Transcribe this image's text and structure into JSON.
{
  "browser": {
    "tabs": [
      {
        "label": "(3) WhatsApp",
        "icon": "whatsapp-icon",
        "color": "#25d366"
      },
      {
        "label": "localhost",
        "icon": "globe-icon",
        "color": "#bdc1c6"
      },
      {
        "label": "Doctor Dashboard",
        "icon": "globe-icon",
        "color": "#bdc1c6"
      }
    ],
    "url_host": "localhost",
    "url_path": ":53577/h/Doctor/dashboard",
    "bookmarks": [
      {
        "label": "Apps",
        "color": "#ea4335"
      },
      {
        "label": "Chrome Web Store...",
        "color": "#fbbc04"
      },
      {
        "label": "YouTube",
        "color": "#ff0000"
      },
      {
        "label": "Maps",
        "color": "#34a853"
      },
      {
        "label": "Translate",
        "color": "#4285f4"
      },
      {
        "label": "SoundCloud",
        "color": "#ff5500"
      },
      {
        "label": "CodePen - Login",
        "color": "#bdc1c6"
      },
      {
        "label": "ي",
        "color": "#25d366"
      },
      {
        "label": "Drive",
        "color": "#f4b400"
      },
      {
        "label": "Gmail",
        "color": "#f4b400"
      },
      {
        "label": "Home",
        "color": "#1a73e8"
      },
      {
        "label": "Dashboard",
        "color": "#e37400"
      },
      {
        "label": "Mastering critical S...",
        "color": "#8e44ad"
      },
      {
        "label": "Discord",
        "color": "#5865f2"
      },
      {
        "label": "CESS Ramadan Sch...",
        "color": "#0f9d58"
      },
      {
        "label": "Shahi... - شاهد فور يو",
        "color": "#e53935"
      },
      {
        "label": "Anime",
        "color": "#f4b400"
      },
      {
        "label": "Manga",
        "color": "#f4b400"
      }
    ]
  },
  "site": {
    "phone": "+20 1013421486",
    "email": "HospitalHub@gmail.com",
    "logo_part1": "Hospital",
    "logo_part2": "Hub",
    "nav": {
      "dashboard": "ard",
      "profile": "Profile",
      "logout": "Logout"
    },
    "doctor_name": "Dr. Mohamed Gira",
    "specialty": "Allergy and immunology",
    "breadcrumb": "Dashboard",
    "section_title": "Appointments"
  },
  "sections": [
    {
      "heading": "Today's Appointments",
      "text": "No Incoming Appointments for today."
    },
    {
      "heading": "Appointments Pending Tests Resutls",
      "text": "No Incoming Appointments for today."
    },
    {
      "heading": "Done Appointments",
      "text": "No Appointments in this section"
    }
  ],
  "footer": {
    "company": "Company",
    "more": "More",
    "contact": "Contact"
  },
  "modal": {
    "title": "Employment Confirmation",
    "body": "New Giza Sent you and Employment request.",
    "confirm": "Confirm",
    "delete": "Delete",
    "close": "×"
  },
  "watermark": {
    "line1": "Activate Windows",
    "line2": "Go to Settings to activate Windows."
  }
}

########

Task instructions – Each line of the material above needs to be quoted exactly, please.

Solution for this problem –
Transcribe this image's text and structure into JSON.
{
  "browser": {
    "tabs": [
      {
        "label": "(3) WhatsApp",
        "icon": "whatsapp-icon",
        "color": "#25d366"
      },
      {
        "label": "localhost",
        "icon": "globe-icon",
        "color": "#bdc1c6"
      },
      {
        "label": "Doctor Dashboard",
        "icon": "globe-icon",
        "color": "#bdc1c6"
      }
    ],
    "url_host": "localhost",
    "url_path": ":53577/h/Doctor/dashboard",
    "bookmarks": [
      {
        "label": "Apps",
        "color": "#ea4335"
      },
      {
        "label": "Chrome Web Store...",
        "color": "#fbbc04"
      },
      {
        "label": "YouTube",
        "color": "#ff0000"
      },
      {
        "label": "Maps",
        "color": "#34a853"
      },
      {
        "label": "Translate",
        "color": "#4285f4"
      },
      {
        "label": "SoundCloud",
        "color": "#ff5500"
      },
      {
        "label": "CodePen - Login",
        "color": "#bdc1c6"
      },
      {
        "label": "ي",
        "color": "#25d366"
      },
      {
        "label": "Drive",
        "color": "#f4b400"
      },
      {
        "label": "Gmail",
        "color": "#f4b400"
      },
      {
        "label": "Home",
        "color": "#1a73e8"
      },
      {
        "label": "Dashboard",
        "color": "#e37400"
      },
      {
        "label": "Mastering critical S...",
        "color": "#8e44ad"
      },
      {
        "label": "Discord",
        "color": "#5865f2"
      },
      {
        "label": "CESS Ramadan Sch...",
        "color": "#0f9d58"
      },
      {
        "label": "Shahi... - شاهد فور يو",
        "color": "#e53935"
      },
      {
        "label": "Anime",
        "color": "#f4b400"
      },
      {
        "label": "Manga",
        "color": "#f4b400"
      }
    ]
  },
  "site": {
    "phone": "+20 1013421486",
    "email": "HospitalHub@gmail.com",
    "logo_part1": "Hospital",
    "logo_part2": "Hub",
    "nav": {
      "dashboard": "ard",
      "profile": "Profile",
      "logout": "Logout"
    },
    "doctor_name": "Dr. Mohamed Gira",
    "specialty": "Allergy and immunology",
    "breadcrumb": "Dashboard",
    "section_title": "Appointments"
  },
  "sections": [
    {
      "heading": "Today's Appointments",
      "text": "No Incoming Appointments for today."
    },
    {
      "heading": "Appointments Pending Tests Resutls",
      "text": "No Incoming Appointments for today."
    },
    {
      "heading": "Done Appointments",
      "text": "No Appointments in this section"
    }
  ],
  "footer": {
    "company": "Company",
    "more": "More",
    "contact": "Contact"
  },
  "modal": {
    "title": "Employment Confirmation",
    "body": "New Giza Sent you and Employment request.",
    "confirm": "Confirm",
    "delete": "Delete",
    "close": "×"
  },
  "watermark": {
    "line1": "Activate Windows",
    "line2": "Go to Settings to activate Windows."
  }
}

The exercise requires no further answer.